> [CONSIGNA 1] En el texto sobre la novela La eterna complaciente, ¿entre cuántas obras presentadas al certamen resultó elegida la novela?
> [CONSIGNA 2] Prolonga el texto sobre la novela La eterna complaciente a partir de su última oración.

> [TEXTO DE ESTUDIO]
-=-=-

Con el título La eterna complaciente, la novela de Lidia Herbada ha resultado elegida entre las 337 obras presentadas al segundo certamen de Novela «Martín Fierro» de Denuncia Social, organizado por el colectivo Distrito 93.
La eterna complaciente es una novela que nos adentra en un viaje introspectivo en la vida de una madre y mujer envuelta y dominada por una relación tóxica. Un pasado que reconforta y a la par atormenta, mientras embala los recuerdos de su vida en una mudanza inesperada.
Una historia que explora la fragilidad de los sueños, de la memoria, la continua idealización de nuestros deseos y vivencias, el olvido de una misma para complacer a los demás, la confusión, la idiotización de la persona por amor.
En La eterna complaciente navegamos el fenómeno social de la violencia contra las mujeres, que no es algo nuevo. Si bien en los últimos años se ha adquirido mayor conciencia sobre el problema, no siempre se estudian todas las clases de relaciones afectivas. La relación tóxica es una transformación que ha sufrido este tipo de violencia al tiempo que expone uno de los grandes problemas sobre los que en esta última década se está comenzando a hacer eco.

-=-=-

> [DATOS PROPORCIONADOS]
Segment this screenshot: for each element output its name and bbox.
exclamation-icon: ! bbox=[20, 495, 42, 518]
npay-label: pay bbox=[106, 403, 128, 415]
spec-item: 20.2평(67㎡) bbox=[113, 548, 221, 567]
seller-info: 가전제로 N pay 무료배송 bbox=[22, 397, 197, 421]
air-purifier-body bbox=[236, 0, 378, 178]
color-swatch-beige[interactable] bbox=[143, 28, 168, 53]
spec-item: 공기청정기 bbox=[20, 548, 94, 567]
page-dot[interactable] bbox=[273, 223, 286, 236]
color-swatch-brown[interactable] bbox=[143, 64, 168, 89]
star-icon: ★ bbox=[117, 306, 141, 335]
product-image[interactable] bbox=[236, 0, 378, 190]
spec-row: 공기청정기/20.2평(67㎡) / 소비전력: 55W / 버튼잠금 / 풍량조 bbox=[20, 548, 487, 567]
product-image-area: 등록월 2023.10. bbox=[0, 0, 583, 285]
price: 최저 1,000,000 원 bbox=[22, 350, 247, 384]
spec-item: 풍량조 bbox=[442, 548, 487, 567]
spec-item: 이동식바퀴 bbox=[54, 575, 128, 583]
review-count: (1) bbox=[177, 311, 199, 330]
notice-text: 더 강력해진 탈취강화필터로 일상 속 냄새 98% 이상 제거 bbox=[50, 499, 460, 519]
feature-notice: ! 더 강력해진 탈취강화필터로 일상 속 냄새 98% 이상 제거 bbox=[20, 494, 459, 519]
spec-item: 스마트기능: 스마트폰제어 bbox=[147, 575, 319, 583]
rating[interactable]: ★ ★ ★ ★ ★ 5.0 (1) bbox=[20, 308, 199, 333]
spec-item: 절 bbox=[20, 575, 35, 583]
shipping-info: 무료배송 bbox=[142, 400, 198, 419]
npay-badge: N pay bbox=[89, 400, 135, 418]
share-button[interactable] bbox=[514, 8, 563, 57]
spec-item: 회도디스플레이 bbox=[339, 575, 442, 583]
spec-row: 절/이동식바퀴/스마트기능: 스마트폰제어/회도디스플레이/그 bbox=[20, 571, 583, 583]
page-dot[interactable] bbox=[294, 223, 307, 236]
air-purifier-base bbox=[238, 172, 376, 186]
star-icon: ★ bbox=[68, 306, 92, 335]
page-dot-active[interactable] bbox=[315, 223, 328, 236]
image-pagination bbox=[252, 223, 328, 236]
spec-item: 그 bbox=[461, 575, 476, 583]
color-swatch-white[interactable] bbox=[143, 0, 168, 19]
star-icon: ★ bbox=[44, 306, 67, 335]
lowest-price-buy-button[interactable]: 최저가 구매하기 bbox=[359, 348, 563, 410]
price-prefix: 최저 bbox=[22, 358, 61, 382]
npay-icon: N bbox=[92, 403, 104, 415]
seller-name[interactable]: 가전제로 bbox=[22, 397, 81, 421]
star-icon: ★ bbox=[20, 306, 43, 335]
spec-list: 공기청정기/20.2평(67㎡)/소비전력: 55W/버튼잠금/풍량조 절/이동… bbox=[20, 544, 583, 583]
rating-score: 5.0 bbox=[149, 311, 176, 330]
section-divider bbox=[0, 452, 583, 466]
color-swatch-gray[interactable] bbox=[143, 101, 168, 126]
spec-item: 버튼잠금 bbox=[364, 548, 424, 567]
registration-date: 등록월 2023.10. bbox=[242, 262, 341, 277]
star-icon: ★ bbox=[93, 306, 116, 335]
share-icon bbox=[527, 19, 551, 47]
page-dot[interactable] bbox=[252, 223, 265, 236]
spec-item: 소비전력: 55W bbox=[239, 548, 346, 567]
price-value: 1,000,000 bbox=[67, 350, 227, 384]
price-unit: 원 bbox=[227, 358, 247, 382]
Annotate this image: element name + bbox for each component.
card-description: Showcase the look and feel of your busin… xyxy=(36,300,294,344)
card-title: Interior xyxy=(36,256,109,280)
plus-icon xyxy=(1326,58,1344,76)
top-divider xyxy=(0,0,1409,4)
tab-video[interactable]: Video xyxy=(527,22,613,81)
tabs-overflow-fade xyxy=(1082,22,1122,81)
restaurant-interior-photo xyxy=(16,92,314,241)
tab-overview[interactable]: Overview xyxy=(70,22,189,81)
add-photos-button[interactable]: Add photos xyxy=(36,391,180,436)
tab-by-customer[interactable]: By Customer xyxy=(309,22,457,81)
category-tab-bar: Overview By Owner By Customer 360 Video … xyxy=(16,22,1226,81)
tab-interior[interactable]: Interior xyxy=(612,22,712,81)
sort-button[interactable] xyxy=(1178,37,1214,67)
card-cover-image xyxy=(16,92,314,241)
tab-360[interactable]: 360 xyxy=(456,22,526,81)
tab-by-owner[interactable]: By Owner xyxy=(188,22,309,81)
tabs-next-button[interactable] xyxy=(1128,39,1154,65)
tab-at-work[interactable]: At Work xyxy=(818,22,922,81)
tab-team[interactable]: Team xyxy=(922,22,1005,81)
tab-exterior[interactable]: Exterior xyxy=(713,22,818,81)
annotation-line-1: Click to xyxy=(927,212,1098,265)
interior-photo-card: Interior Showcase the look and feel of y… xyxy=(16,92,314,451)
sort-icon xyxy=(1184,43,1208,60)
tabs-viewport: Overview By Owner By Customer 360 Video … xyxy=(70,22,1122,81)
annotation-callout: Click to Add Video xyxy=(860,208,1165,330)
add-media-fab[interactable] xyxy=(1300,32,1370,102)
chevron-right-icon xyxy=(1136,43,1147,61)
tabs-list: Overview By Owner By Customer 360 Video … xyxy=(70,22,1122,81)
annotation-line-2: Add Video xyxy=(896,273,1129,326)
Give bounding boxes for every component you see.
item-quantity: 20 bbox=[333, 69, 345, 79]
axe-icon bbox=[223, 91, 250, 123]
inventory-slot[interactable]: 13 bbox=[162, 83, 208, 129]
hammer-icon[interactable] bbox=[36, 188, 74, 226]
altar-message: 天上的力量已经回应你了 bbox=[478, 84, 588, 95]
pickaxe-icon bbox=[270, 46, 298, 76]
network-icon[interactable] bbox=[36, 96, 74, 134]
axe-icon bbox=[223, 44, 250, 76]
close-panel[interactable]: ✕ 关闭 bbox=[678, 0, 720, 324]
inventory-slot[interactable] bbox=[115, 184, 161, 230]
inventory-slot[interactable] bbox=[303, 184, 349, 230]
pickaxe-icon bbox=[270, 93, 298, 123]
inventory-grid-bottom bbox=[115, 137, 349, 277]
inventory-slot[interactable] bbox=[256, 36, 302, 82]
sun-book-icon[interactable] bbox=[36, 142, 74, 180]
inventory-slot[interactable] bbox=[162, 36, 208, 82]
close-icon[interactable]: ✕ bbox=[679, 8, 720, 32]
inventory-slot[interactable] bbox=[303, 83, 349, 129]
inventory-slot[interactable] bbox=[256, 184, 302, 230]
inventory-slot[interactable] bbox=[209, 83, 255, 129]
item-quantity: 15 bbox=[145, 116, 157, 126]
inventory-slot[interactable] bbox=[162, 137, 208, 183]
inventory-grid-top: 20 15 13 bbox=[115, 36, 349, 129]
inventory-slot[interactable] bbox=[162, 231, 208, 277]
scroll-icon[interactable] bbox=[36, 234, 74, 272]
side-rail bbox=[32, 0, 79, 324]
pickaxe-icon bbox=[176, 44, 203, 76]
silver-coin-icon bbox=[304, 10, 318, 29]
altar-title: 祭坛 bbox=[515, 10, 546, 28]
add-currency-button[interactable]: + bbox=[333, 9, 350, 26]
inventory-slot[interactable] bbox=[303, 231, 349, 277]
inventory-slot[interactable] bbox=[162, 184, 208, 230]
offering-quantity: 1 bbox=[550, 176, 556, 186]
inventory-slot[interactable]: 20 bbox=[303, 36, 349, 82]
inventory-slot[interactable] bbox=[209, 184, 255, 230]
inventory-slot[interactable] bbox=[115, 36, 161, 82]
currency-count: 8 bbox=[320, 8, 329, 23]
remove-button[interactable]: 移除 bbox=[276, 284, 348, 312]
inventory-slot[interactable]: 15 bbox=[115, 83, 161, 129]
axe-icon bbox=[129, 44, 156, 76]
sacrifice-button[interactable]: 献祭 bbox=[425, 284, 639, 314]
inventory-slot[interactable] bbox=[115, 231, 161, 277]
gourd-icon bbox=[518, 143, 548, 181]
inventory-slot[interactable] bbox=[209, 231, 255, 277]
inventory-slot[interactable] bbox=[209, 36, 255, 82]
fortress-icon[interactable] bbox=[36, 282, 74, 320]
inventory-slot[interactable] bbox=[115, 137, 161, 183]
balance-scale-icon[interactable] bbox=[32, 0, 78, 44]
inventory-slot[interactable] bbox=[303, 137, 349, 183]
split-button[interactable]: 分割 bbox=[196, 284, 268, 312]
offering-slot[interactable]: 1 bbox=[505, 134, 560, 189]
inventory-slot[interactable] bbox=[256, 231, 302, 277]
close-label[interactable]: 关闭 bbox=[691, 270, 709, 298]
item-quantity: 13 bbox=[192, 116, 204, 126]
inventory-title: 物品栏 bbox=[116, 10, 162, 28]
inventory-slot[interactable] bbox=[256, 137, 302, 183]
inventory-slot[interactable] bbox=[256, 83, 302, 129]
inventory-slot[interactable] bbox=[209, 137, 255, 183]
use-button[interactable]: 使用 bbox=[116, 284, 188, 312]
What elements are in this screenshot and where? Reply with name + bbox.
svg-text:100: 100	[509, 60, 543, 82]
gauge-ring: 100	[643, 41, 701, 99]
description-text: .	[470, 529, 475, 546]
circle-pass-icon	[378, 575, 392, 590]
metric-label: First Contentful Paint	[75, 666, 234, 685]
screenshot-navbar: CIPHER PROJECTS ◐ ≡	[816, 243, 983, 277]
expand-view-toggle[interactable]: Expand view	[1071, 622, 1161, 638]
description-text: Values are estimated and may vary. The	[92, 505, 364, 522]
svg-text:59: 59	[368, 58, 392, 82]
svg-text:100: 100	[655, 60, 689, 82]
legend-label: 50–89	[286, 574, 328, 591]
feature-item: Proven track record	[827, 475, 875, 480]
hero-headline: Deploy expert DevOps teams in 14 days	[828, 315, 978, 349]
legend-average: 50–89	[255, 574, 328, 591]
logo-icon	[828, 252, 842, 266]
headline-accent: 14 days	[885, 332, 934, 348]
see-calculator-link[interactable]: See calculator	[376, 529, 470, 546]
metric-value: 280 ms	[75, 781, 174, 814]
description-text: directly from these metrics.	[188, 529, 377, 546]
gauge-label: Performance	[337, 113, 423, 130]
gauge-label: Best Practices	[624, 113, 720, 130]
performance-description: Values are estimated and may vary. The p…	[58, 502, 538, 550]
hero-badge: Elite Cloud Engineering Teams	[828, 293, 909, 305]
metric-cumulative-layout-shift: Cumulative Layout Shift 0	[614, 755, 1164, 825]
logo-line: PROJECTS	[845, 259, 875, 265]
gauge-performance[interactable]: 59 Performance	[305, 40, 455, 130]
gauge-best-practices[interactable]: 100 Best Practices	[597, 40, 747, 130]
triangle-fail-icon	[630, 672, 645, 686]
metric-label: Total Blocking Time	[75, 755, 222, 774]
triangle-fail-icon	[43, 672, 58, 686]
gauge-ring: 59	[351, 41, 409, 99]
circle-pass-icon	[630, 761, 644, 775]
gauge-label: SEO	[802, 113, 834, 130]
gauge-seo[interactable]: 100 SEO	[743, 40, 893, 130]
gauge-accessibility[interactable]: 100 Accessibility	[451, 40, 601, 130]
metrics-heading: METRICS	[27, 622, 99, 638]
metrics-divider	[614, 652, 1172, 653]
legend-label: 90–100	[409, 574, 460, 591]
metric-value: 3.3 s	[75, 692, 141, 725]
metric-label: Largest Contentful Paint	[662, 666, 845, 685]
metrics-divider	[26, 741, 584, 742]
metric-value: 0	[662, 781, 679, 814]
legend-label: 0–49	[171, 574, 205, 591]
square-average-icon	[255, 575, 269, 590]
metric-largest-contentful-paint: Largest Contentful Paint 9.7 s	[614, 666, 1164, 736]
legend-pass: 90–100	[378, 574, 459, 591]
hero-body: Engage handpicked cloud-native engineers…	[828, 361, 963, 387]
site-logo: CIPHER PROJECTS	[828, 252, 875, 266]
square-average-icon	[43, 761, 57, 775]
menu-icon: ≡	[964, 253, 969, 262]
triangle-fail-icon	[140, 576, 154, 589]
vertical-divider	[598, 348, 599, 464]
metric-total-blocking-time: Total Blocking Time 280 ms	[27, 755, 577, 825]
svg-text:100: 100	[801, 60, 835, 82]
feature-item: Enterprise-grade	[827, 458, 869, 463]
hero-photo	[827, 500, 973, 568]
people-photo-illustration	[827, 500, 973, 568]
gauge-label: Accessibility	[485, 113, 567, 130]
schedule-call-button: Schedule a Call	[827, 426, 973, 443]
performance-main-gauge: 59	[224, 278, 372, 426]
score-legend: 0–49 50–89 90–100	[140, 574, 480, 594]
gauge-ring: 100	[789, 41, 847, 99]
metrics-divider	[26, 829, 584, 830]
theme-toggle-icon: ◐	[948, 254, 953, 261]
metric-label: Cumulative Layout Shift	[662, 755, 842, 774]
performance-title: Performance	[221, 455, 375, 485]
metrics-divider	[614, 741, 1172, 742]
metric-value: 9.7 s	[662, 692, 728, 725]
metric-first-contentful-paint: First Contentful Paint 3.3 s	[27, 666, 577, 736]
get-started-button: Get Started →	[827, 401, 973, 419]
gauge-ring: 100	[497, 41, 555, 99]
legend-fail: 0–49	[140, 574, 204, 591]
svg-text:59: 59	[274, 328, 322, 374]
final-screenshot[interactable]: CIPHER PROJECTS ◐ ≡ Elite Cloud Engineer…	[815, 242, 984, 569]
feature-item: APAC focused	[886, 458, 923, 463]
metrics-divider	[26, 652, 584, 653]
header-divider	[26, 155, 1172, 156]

-=-=-

> [RESULTADO DEL EJERCICIO 1] Entre 337 obras presentadas al segundo certamen de Novela «Martín Fierro» de Denuncia Social.

> [RESULTADO DEL EJERCICIO 2]
Algunos datos sobre Lidia Herbada
Lidia Herbada, nació en Madrid. Licenciada en Ciencias de la Información, especializada en tecnología I+D+i. Su carrera siempre ha estado encaminada hacia el mundo del arte, la fotografía, la publicidad y las nuevas tecnologías. Comenzó su carrera literaria en el 2010. Ha publicado más de diez novelas y ha sido merecedora de importantes premios literarios, entre los que destacan el Premio Internacional Lobher.
Su primera novela 39 cafés y un desayuno se editó dos veces en España, fue número 1 en Italia y 2 en Alemania. Prologuista de diferentes libros entre los que destacan The invisible woman de Helen Walmsley-Johson. Ha impartido conferencias en el Liber de Barcelona sobre los desafíos del libro electrónico y lectura social. Se la reconoce por su escritura, tiene una voz propia.
Es una escritora todoterreno. Se atreve con todos los géneros, desde la novela romántica, pasando por la novela englobada en el domestique noir, poesía, teatro y la no fi cción. Cree que los escritores no deben encerrarse en un solo género debe abrir ventanas al jardín.